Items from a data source
--- --- ---

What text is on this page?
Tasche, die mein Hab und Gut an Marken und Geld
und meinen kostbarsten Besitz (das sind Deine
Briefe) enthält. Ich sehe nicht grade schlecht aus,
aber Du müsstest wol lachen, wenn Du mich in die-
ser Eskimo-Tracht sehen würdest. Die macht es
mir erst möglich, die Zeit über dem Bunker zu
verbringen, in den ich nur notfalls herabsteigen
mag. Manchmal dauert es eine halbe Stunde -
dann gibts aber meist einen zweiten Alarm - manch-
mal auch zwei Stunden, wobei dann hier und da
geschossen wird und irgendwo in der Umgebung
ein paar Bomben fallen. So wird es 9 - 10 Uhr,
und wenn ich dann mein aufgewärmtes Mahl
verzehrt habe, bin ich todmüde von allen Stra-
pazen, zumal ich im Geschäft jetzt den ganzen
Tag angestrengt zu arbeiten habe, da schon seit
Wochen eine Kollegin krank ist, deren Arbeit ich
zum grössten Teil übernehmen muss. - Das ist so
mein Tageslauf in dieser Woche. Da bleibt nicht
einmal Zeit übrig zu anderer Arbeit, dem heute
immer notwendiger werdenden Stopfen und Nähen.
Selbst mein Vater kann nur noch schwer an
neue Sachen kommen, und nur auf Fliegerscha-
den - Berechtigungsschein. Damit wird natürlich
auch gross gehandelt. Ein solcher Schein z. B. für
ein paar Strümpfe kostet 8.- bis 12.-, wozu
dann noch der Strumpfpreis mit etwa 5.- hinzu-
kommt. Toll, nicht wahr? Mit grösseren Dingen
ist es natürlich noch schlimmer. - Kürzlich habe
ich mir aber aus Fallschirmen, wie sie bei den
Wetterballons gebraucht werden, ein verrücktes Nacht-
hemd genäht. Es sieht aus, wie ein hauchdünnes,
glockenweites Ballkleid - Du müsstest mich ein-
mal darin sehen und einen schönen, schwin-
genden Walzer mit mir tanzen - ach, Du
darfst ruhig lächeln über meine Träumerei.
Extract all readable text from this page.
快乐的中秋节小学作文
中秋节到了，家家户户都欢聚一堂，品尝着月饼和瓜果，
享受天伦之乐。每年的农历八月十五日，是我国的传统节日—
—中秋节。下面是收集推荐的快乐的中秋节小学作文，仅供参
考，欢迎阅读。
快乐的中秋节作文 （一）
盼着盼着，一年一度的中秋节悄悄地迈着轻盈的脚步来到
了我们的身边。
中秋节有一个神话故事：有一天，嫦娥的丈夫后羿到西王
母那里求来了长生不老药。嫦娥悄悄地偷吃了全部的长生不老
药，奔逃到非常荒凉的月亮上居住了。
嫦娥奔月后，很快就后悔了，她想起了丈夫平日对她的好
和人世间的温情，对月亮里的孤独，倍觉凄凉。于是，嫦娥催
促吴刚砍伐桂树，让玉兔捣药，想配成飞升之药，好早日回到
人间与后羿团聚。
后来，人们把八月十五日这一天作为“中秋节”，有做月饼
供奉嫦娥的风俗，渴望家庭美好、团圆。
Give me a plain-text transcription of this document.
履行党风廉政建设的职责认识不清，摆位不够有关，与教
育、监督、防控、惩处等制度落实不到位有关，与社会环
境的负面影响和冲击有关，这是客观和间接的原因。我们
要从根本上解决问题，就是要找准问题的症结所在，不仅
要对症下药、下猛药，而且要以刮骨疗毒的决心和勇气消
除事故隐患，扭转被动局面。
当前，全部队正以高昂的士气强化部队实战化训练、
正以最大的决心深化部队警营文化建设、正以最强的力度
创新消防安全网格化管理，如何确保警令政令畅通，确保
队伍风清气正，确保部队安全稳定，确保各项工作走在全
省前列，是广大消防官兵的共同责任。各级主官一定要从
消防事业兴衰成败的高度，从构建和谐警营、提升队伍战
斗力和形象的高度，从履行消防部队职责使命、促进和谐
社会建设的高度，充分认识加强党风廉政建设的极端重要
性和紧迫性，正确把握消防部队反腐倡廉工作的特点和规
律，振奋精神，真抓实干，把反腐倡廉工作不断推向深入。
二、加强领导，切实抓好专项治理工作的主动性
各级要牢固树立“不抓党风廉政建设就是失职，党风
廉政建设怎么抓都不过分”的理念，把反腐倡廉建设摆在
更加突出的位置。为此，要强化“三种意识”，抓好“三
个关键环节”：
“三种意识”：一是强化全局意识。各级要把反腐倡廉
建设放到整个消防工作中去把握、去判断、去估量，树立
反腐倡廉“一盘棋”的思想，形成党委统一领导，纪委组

--- --- ---

#### What you are asked to do
All lines above containing the string "dann" are to be collected.

#### Right answer
dann gibts aber meist einen zweiten Alarm - manch-
mal auch zwei Stunden, wobei dann hier und da
und wenn ich dann mein aufgewärmtes Mahl
dann noch der Strumpfpreis mit etwa 5.- hinzu-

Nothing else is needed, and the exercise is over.